THE PROBLEM: State how many lines hold the string "author". Give the number and nothing else.

SUPPLIED RECORDS:
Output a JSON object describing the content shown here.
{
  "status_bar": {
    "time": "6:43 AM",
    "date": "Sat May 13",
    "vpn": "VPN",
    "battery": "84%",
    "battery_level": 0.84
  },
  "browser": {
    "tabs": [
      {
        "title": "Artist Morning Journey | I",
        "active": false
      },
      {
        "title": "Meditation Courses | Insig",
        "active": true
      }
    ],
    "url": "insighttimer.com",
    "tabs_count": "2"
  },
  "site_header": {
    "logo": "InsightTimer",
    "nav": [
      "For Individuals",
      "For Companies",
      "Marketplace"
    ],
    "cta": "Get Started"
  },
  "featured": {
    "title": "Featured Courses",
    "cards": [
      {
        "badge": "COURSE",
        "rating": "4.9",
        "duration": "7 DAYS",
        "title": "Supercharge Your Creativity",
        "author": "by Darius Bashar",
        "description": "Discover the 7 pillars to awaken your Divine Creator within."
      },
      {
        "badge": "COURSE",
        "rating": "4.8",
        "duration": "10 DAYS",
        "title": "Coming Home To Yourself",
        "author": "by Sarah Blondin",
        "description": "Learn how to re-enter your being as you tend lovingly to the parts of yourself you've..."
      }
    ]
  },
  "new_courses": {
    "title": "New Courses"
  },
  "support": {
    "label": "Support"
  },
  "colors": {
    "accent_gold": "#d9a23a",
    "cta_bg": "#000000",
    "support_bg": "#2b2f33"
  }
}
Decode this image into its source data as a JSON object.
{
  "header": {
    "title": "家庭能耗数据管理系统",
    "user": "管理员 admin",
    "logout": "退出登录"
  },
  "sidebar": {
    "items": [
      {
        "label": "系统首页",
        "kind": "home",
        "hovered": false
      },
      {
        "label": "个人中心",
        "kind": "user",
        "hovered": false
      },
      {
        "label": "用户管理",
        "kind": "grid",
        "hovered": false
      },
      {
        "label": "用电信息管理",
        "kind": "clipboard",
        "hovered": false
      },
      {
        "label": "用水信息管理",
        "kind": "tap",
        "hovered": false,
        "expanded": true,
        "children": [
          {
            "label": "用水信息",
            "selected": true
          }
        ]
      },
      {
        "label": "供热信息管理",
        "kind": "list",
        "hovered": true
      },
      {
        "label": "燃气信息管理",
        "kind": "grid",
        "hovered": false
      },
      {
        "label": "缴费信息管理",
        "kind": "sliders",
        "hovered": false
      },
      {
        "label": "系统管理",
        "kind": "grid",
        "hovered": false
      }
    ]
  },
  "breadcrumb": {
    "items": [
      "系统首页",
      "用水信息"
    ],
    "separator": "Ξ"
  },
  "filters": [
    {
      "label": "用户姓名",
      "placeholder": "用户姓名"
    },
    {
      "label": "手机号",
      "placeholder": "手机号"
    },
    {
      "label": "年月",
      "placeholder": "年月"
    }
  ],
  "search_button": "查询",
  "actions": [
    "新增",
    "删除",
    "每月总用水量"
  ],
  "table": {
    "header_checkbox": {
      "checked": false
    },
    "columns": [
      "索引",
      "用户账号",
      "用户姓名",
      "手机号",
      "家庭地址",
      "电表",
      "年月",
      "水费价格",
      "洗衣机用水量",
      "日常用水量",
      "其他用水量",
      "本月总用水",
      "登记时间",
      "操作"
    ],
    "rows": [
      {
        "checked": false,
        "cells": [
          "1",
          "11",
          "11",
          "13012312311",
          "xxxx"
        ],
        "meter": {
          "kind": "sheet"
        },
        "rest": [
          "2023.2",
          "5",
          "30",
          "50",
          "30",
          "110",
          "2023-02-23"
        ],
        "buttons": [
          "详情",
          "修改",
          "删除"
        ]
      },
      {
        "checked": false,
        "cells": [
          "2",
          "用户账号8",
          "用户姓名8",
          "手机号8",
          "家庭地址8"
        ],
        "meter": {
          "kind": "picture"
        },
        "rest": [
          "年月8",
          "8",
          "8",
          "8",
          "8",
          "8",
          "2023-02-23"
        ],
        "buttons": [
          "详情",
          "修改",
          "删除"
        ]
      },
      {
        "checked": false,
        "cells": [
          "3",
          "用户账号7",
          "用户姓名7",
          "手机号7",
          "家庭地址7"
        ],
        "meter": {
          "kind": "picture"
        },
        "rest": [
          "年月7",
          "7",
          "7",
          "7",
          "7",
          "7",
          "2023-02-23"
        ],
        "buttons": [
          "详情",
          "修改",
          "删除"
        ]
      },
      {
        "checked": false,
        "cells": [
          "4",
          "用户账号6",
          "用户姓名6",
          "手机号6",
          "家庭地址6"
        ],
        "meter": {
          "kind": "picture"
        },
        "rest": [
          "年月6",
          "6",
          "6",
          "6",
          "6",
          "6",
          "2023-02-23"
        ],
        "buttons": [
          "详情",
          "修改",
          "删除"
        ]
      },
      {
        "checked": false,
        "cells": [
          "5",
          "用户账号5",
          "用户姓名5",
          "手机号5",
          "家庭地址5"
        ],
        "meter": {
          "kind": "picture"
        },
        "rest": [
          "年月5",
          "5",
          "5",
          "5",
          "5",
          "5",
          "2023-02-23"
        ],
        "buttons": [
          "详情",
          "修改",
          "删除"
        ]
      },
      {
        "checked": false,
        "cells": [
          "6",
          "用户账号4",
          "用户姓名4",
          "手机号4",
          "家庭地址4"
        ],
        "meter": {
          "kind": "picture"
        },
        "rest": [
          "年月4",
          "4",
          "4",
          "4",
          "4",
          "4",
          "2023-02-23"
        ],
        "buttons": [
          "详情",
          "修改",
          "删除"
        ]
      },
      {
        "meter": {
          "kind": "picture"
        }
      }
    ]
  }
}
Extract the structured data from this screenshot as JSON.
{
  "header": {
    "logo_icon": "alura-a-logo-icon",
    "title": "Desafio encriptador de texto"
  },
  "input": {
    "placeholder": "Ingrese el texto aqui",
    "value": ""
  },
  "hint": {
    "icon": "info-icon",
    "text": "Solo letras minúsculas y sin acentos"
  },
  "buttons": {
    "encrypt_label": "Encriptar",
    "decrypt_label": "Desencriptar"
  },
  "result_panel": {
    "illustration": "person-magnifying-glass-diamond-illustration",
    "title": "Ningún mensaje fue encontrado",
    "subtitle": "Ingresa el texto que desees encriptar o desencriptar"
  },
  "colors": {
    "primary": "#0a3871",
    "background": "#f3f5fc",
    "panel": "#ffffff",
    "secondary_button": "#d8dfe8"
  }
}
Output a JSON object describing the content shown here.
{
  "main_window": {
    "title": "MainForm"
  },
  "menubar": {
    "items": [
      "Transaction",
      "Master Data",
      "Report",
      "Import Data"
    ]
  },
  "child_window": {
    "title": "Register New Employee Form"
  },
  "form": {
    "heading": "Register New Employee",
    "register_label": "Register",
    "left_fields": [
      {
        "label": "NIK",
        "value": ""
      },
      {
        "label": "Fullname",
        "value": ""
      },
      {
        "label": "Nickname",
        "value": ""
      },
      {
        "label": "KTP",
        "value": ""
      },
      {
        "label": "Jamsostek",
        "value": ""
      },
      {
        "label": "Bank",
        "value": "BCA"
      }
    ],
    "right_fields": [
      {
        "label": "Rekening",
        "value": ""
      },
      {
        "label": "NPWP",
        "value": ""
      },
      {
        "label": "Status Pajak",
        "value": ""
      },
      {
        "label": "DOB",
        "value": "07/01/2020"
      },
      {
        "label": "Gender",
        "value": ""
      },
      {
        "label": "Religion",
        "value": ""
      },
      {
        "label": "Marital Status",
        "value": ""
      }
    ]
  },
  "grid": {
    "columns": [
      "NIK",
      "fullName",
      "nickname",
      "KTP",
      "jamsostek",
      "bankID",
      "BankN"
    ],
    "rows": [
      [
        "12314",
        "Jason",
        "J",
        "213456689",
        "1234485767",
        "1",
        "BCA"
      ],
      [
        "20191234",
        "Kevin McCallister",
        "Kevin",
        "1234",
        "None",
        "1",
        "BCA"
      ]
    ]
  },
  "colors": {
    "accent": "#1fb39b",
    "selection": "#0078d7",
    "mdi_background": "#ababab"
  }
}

REPLY TO THE EXERCISE: 2